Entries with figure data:
---------------

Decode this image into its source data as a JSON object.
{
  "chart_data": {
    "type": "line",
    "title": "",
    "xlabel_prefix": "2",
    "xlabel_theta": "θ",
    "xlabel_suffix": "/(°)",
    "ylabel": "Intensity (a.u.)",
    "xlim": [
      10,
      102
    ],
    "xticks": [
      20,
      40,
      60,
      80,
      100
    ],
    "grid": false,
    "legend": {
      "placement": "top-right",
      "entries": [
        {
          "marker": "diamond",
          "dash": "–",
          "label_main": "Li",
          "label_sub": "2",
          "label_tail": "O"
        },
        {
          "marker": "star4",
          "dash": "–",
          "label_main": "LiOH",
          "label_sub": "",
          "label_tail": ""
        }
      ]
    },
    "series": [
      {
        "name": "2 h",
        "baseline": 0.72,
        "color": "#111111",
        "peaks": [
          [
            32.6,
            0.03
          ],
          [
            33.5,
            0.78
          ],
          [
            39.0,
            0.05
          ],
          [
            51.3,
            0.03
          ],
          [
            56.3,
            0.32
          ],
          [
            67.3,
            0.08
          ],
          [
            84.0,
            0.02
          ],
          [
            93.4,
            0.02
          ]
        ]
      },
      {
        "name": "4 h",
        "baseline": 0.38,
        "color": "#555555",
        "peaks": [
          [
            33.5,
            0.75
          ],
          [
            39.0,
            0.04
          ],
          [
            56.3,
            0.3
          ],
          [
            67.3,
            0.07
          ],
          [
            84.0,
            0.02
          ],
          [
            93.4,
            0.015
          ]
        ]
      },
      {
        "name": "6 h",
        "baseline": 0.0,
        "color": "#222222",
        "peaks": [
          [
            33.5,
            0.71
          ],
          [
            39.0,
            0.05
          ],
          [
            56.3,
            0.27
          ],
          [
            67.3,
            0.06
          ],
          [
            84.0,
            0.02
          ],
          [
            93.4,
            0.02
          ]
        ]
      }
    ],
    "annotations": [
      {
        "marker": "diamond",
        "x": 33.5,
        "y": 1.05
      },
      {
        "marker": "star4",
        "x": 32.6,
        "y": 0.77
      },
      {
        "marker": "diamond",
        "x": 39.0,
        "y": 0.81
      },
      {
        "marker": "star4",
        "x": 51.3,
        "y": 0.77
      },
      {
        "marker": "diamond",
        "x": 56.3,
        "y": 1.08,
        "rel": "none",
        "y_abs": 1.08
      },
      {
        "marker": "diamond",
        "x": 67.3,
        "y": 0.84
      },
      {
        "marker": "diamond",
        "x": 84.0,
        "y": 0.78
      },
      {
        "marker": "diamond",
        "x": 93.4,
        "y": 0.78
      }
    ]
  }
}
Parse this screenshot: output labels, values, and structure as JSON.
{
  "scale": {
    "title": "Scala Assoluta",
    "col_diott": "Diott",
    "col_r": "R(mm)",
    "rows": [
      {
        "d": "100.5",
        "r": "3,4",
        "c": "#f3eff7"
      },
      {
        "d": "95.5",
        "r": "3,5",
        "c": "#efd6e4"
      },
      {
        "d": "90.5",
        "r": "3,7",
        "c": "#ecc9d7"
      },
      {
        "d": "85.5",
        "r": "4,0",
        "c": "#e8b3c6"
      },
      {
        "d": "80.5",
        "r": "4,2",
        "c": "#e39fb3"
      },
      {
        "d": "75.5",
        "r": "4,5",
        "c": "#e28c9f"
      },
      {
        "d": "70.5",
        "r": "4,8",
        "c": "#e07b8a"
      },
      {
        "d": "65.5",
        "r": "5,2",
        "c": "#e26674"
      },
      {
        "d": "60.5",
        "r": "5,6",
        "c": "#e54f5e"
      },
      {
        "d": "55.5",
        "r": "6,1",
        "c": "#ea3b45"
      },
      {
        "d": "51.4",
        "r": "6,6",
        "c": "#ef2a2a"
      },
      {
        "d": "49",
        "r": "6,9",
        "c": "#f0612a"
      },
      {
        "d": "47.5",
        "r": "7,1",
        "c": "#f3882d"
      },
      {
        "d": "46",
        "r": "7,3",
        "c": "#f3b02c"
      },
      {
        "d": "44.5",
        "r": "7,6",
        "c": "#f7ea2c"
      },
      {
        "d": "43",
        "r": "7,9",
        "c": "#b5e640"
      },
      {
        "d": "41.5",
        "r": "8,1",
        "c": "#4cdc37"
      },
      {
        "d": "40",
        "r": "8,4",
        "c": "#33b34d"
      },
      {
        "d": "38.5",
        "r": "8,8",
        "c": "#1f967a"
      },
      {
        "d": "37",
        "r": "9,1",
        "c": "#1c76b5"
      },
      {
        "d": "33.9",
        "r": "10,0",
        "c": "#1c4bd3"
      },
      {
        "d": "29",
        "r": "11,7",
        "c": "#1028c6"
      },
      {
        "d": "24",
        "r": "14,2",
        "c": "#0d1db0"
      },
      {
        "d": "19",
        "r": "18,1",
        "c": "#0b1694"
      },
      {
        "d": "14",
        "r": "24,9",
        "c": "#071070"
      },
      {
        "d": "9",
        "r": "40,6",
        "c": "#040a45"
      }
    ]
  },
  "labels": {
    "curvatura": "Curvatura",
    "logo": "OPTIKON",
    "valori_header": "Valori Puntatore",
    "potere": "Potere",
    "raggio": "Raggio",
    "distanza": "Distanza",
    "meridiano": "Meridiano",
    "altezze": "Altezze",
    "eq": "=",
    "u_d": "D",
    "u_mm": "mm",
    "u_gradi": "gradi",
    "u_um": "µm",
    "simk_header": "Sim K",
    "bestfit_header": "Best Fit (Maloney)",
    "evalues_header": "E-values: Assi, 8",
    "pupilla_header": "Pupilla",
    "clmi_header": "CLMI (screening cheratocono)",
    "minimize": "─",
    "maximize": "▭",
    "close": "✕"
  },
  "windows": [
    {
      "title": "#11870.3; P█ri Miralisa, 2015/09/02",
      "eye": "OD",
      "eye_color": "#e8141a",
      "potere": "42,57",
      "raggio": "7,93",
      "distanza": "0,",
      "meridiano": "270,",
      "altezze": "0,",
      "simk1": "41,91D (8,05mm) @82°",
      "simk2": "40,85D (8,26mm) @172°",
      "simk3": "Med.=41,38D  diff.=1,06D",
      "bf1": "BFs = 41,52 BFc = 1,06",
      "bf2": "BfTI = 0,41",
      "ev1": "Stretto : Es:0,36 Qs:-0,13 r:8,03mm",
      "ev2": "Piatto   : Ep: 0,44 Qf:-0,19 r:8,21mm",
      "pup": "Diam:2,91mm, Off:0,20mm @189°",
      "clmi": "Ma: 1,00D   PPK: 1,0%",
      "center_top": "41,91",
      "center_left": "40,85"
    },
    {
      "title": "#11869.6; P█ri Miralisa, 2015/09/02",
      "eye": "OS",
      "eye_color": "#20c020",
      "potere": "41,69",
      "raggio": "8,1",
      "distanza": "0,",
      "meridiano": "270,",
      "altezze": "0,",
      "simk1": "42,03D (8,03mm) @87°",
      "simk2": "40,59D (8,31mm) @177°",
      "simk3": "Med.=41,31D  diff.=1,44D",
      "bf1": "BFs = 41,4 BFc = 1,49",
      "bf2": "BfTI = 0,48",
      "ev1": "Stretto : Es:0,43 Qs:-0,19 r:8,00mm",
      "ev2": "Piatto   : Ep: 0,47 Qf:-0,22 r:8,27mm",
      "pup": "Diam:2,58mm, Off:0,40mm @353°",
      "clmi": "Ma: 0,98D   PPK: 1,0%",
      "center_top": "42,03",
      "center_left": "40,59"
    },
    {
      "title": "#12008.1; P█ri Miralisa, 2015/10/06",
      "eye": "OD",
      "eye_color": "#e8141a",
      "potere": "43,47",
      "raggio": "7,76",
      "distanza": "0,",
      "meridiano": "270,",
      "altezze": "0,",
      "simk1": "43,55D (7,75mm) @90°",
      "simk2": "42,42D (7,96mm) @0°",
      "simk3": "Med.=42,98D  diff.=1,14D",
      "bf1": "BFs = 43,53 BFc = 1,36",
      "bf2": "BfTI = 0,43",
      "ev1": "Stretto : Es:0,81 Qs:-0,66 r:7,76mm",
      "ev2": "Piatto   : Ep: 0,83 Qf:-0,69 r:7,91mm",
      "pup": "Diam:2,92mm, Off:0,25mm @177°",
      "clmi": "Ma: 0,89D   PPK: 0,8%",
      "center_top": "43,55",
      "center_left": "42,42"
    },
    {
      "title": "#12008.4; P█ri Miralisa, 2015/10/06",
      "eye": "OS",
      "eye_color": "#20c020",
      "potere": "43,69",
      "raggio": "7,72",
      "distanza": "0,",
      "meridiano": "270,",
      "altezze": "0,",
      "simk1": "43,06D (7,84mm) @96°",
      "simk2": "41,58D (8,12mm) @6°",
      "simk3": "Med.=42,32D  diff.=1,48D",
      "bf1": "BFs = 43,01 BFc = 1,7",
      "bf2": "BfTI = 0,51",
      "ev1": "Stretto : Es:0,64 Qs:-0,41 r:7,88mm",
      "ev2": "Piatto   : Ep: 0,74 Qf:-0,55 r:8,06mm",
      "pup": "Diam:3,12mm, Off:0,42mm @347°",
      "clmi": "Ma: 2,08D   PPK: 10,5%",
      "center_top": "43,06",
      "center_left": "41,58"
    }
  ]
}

---------------

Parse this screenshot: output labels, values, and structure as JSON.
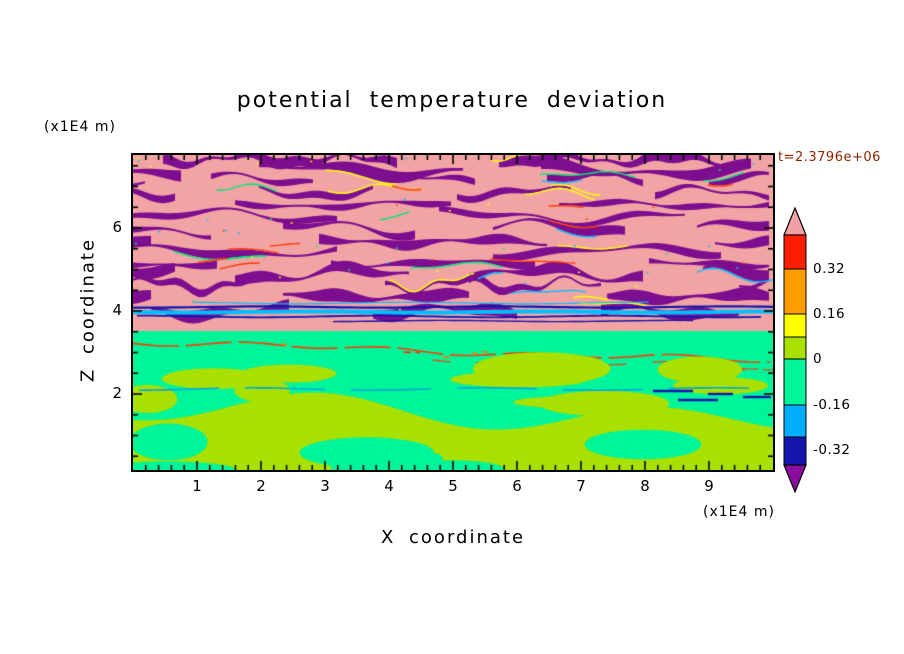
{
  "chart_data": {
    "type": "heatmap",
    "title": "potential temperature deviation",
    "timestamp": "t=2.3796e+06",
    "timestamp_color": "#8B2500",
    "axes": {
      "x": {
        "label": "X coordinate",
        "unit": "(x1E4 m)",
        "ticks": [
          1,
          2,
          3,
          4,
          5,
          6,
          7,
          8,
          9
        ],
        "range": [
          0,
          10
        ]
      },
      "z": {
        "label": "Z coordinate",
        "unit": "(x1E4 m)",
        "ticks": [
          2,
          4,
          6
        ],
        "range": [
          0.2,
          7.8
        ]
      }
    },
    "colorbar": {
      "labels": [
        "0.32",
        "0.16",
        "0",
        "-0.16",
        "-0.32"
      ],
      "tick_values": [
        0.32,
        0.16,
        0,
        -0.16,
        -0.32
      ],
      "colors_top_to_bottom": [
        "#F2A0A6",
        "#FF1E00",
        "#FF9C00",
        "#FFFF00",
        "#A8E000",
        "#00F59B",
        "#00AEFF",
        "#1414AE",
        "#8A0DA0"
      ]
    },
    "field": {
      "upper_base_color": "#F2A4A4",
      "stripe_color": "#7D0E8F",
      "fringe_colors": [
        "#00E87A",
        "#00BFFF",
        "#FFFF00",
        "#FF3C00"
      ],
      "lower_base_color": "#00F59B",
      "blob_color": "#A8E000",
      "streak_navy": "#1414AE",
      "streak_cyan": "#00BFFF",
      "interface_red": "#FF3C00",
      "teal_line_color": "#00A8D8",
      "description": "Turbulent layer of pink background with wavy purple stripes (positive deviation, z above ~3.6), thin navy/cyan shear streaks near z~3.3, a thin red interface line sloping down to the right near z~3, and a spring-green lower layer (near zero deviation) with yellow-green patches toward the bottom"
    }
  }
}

---------------

— The task —
Find the lines with the string "Stretto" and reproduce them.

— Reply to the task —
      "ev1": "Stretto : Es:0,36 Qs:-0,13 r:8,03mm",
      "ev1": "Stretto : Es:0,43 Qs:-0,19 r:8,00mm",
      "ev1": "Stretto : Es:0,81 Qs:-0,66 r:7,76mm",
      "ev1": "Stretto : Es:0,64 Qs:-0,41 r:7,88mm",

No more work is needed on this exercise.